=== STORED DATA ===
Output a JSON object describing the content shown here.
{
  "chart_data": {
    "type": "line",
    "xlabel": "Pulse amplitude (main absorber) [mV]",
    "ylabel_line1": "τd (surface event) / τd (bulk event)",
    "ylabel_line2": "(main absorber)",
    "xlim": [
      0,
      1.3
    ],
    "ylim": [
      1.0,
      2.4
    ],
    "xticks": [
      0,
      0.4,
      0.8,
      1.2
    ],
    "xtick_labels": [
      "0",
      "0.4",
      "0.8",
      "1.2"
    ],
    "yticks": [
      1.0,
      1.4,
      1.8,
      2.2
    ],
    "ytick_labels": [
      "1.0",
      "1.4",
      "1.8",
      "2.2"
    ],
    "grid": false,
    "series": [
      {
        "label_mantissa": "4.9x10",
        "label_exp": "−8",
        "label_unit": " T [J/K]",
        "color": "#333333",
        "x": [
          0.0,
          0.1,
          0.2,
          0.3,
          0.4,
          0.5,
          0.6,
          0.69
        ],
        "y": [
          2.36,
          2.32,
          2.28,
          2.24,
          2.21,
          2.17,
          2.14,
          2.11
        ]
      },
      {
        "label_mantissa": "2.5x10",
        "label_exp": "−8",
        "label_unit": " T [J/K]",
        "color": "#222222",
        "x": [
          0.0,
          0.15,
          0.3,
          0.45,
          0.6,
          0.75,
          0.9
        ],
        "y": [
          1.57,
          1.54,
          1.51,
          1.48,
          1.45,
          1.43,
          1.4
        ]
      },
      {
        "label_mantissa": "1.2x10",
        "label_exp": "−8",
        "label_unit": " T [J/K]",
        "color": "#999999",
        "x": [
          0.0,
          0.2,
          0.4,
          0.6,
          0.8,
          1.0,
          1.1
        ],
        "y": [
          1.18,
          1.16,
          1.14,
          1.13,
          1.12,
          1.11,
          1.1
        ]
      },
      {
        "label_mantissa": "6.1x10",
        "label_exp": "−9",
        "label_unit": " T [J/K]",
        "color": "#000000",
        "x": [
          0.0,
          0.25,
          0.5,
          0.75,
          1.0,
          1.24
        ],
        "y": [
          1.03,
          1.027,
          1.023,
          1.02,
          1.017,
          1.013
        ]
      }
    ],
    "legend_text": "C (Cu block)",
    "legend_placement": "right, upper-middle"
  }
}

=== WORK TO COMPLETE ===
Pull every line containing the word "main" out of the material and copy it.

=== WRITTEN ANSWER ===
    "xlabel": "Pulse amplitude (main absorber) [mV]",
    "ylabel_line2": "(main absorber)",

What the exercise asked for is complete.